Records for processing ->
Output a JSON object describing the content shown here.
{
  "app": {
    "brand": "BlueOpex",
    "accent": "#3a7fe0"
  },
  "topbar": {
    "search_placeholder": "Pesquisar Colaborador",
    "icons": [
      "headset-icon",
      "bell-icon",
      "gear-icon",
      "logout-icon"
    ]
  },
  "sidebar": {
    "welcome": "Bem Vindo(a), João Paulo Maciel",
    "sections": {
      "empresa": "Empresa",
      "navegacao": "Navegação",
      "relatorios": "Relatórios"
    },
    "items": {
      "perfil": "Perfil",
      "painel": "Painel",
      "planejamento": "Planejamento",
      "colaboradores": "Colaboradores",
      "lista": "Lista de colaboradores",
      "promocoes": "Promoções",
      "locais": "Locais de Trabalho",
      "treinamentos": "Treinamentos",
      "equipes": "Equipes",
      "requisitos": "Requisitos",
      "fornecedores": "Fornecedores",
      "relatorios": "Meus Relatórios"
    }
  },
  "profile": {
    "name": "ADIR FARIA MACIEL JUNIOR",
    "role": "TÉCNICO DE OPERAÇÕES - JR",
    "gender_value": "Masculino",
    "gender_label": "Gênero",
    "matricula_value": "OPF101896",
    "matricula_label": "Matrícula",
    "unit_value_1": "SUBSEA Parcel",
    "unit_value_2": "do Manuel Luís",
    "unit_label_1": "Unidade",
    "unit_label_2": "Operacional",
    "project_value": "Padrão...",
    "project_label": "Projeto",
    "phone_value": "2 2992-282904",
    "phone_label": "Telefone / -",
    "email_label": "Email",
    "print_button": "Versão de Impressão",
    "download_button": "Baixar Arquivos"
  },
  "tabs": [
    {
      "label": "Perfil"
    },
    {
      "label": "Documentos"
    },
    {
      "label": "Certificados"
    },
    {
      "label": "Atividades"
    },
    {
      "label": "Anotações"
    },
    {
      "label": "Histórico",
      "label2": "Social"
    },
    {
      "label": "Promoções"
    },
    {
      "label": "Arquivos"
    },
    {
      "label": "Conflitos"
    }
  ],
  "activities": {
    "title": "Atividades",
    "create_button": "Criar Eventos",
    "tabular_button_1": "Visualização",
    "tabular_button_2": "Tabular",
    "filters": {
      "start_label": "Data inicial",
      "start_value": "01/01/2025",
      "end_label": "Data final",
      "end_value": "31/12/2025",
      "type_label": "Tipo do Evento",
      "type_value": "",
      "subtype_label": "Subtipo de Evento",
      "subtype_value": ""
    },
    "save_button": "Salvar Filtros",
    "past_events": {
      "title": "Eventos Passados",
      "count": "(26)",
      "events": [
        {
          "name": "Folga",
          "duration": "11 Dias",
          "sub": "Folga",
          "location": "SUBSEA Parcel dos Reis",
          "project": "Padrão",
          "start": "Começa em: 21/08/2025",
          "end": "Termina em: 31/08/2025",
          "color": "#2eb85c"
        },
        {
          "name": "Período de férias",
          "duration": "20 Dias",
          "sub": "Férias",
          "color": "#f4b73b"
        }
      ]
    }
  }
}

Direction ->
Repeat the data verbatim.

Response ->
Output a JSON object describing the content shown here.
{
  "app": {
    "brand": "BlueOpex",
    "accent": "#3a7fe0"
  },
  "topbar": {
    "search_placeholder": "Pesquisar Colaborador",
    "icons": [
      "headset-icon",
      "bell-icon",
      "gear-icon",
      "logout-icon"
    ]
  },
  "sidebar": {
    "welcome": "Bem Vindo(a), João Paulo Maciel",
    "sections": {
      "empresa": "Empresa",
      "navegacao": "Navegação",
      "relatorios": "Relatórios"
    },
    "items": {
      "perfil": "Perfil",
      "painel": "Painel",
      "planejamento": "Planejamento",
      "colaboradores": "Colaboradores",
      "lista": "Lista de colaboradores",
      "promocoes": "Promoções",
      "locais": "Locais de Trabalho",
      "treinamentos": "Treinamentos",
      "equipes": "Equipes",
      "requisitos": "Requisitos",
      "fornecedores": "Fornecedores",
      "relatorios": "Meus Relatórios"
    }
  },
  "profile": {
    "name": "ADIR FARIA MACIEL JUNIOR",
    "role": "TÉCNICO DE OPERAÇÕES - JR",
    "gender_value": "Masculino",
    "gender_label": "Gênero",
    "matricula_value": "OPF101896",
    "matricula_label": "Matrícula",
    "unit_value_1": "SUBSEA Parcel",
    "unit_value_2": "do Manuel Luís",
    "unit_label_1": "Unidade",
    "unit_label_2": "Operacional",
    "project_value": "Padrão...",
    "project_label": "Projeto",
    "phone_value": "2 2992-282904",
    "phone_label": "Telefone / -",
    "email_label": "Email",
    "print_button": "Versão de Impressão",
    "download_button": "Baixar Arquivos"
  },
  "tabs": [
    {
      "label": "Perfil"
    },
    {
      "label": "Documentos"
    },
    {
      "label": "Certificados"
    },
    {
      "label": "Atividades"
    },
    {
      "label": "Anotações"
    },
    {
      "label": "Histórico",
      "label2": "Social"
    },
    {
      "label": "Promoções"
    },
    {
      "label": "Arquivos"
    },
    {
      "label": "Conflitos"
    }
  ],
  "activities": {
    "title": "Atividades",
    "create_button": "Criar Eventos",
    "tabular_button_1": "Visualização",
    "tabular_button_2": "Tabular",
    "filters": {
      "start_label": "Data inicial",
      "start_value": "01/01/2025",
      "end_label": "Data final",
      "end_value": "31/12/2025",
      "type_label": "Tipo do Evento",
      "type_value": "",
      "subtype_label": "Subtipo de Evento",
      "subtype_value": ""
    },
    "save_button": "Salvar Filtros",
    "past_events": {
      "title": "Eventos Passados",
      "count": "(26)",
      "events": [
        {
          "name": "Folga",
          "duration": "11 Dias",
          "sub": "Folga",
          "location": "SUBSEA Parcel dos Reis",
          "project": "Padrão",
          "start": "Começa em: 21/08/2025",
          "end": "Termina em: 31/08/2025",
          "color": "#2eb85c"
        },
        {
          "name": "Período de férias",
          "duration": "20 Dias",
          "sub": "Férias",
          "color": "#f4b73b"
        }
      ]
    }
  }
}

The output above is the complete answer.